[Task prompt]: The data below is to be returned in full and exactly.

— Begin —

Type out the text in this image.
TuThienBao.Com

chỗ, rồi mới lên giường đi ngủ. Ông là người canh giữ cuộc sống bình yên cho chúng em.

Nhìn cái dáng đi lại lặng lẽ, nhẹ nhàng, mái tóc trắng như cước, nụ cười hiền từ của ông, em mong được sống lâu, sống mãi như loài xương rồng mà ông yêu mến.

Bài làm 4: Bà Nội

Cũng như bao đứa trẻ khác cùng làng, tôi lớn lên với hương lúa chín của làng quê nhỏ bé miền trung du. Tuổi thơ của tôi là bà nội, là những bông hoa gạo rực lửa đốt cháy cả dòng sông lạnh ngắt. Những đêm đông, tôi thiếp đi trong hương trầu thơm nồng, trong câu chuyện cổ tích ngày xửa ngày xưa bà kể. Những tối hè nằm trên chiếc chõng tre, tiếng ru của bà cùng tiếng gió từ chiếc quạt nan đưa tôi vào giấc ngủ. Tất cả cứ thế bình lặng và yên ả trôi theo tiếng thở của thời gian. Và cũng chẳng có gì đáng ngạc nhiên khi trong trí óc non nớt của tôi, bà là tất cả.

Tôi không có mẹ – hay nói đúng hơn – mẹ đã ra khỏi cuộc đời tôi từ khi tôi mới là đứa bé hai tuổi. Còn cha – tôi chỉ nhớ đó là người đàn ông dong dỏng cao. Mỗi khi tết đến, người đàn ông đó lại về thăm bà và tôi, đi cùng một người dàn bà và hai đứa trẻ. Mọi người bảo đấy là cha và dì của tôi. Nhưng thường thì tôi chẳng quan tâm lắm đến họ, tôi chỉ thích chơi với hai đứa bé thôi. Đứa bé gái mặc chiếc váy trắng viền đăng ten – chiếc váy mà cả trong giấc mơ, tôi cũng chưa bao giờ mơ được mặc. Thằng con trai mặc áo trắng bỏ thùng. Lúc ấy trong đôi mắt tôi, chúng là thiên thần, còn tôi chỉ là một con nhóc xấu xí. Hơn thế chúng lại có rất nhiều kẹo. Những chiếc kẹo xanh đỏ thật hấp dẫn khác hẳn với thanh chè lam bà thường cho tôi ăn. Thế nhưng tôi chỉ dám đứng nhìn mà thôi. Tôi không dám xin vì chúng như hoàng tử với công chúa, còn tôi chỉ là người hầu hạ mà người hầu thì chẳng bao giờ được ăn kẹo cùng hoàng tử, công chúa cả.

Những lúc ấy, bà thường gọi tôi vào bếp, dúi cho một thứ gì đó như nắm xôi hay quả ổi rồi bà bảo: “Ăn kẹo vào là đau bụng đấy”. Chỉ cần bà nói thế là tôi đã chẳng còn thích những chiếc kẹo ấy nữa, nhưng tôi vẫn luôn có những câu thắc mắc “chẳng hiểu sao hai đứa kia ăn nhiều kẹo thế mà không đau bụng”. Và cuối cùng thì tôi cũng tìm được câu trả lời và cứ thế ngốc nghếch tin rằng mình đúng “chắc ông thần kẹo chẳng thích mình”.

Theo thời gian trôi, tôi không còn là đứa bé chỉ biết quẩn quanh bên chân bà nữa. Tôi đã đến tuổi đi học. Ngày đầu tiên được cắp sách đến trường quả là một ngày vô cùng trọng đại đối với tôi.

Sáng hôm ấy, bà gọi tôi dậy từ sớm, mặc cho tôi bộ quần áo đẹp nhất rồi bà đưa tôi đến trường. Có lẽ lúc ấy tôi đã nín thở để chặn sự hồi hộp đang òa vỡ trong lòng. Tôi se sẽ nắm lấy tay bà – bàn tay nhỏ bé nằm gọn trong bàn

— End —

[Exercise answer]:
Type out the text in this image.
TuThienBao.Com

chỗ, rồi mới lên giường đi ngủ. Ông là người canh giữ cuộc sống bình yên cho chúng em.

Nhìn cái dáng đi lại lặng lẽ, nhẹ nhàng, mái tóc trắng như cước, nụ cười hiền từ của ông, em mong được sống lâu, sống mãi như loài xương rồng mà ông yêu mến.

Bài làm 4: Bà Nội

Cũng như bao đứa trẻ khác cùng làng, tôi lớn lên với hương lúa chín của làng quê nhỏ bé miền trung du. Tuổi thơ của tôi là bà nội, là những bông hoa gạo rực lửa đốt cháy cả dòng sông lạnh ngắt. Những đêm đông, tôi thiếp đi trong hương trầu thơm nồng, trong câu chuyện cổ tích ngày xửa ngày xưa bà kể. Những tối hè nằm trên chiếc chõng tre, tiếng ru của bà cùng tiếng gió từ chiếc quạt nan đưa tôi vào giấc ngủ. Tất cả cứ thế bình lặng và yên ả trôi theo tiếng thở của thời gian. Và cũng chẳng có gì đáng ngạc nhiên khi trong trí óc non nớt của tôi, bà là tất cả.

Tôi không có mẹ – hay nói đúng hơn – mẹ đã ra khỏi cuộc đời tôi từ khi tôi mới là đứa bé hai tuổi. Còn cha – tôi chỉ nhớ đó là người đàn ông dong dỏng cao. Mỗi khi tết đến, người đàn ông đó lại về thăm bà và tôi, đi cùng một người dàn bà và hai đứa trẻ. Mọi người bảo đấy là cha và dì của tôi. Nhưng thường thì tôi chẳng quan tâm lắm đến họ, tôi chỉ thích chơi với hai đứa bé thôi. Đứa bé gái mặc chiếc váy trắng viền đăng ten – chiếc váy mà cả trong giấc mơ, tôi cũng chưa bao giờ mơ được mặc. Thằng con trai mặc áo trắng bỏ thùng. Lúc ấy trong đôi mắt tôi, chúng là thiên thần, còn tôi chỉ là một con nhóc xấu xí. Hơn thế chúng lại có rất nhiều kẹo. Những chiếc kẹo xanh đỏ thật hấp dẫn khác hẳn với thanh chè lam bà thường cho tôi ăn. Thế nhưng tôi chỉ dám đứng nhìn mà thôi. Tôi không dám xin vì chúng như hoàng tử với công chúa, còn tôi chỉ là người hầu hạ mà người hầu thì chẳng bao giờ được ăn kẹo cùng hoàng tử, công chúa cả.

Những lúc ấy, bà thường gọi tôi vào bếp, dúi cho một thứ gì đó như nắm xôi hay quả ổi rồi bà bảo: “Ăn kẹo vào là đau bụng đấy”. Chỉ cần bà nói thế là tôi đã chẳng còn thích những chiếc kẹo ấy nữa, nhưng tôi vẫn luôn có những câu thắc mắc “chẳng hiểu sao hai đứa kia ăn nhiều kẹo thế mà không đau bụng”. Và cuối cùng thì tôi cũng tìm được câu trả lời và cứ thế ngốc nghếch tin rằng mình đúng “chắc ông thần kẹo chẳng thích mình”.

Theo thời gian trôi, tôi không còn là đứa bé chỉ biết quẩn quanh bên chân bà nữa. Tôi đã đến tuổi đi học. Ngày đầu tiên được cắp sách đến trường quả là một ngày vô cùng trọng đại đối với tôi.

Sáng hôm ấy, bà gọi tôi dậy từ sớm, mặc cho tôi bộ quần áo đẹp nhất rồi bà đưa tôi đến trường. Có lẽ lúc ấy tôi đã nín thở để chặn sự hồi hộp đang òa vỡ trong lòng. Tôi se sẽ nắm lấy tay bà – bàn tay nhỏ bé nằm gọn trong bàn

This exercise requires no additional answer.